Start Records for this task

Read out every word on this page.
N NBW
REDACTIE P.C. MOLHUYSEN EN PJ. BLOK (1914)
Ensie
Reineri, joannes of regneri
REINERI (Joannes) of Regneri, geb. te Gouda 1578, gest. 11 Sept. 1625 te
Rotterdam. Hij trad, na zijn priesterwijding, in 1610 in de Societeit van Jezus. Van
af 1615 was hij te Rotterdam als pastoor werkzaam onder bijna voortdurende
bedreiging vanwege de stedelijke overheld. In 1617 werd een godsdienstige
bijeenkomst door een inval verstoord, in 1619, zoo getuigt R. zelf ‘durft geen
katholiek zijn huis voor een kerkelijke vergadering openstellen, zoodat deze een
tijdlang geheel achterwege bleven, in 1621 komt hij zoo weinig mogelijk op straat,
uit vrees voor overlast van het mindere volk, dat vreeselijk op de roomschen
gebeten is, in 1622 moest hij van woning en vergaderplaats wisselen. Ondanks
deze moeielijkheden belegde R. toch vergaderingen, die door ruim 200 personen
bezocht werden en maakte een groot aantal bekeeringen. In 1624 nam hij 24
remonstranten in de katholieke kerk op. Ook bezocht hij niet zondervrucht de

End Records for this task

Task to carry out:
Produce an exact copy of all the records.

Result of the task:
Read out every word on this page.
N NBW
REDACTIE P.C. MOLHUYSEN EN PJ. BLOK (1914)
Ensie
Reineri, joannes of regneri
REINERI (Joannes) of Regneri, geb. te Gouda 1578, gest. 11 Sept. 1625 te
Rotterdam. Hij trad, na zijn priesterwijding, in 1610 in de Societeit van Jezus. Van
af 1615 was hij te Rotterdam als pastoor werkzaam onder bijna voortdurende
bedreiging vanwege de stedelijke overheld. In 1617 werd een godsdienstige
bijeenkomst door een inval verstoord, in 1619, zoo getuigt R. zelf ‘durft geen
katholiek zijn huis voor een kerkelijke vergadering openstellen, zoodat deze een
tijdlang geheel achterwege bleven, in 1621 komt hij zoo weinig mogelijk op straat,
uit vrees voor overlast van het mindere volk, dat vreeselijk op de roomschen
gebeten is, in 1622 moest hij van woning en vergaderplaats wisselen. Ondanks
deze moeielijkheden belegde R. toch vergaderingen, die door ruim 200 personen
bezocht werden en maakte een groot aantal bekeeringen. In 1624 nam hij 24
remonstranten in de katholieke kerk op. Ook bezocht hij niet zondervrucht de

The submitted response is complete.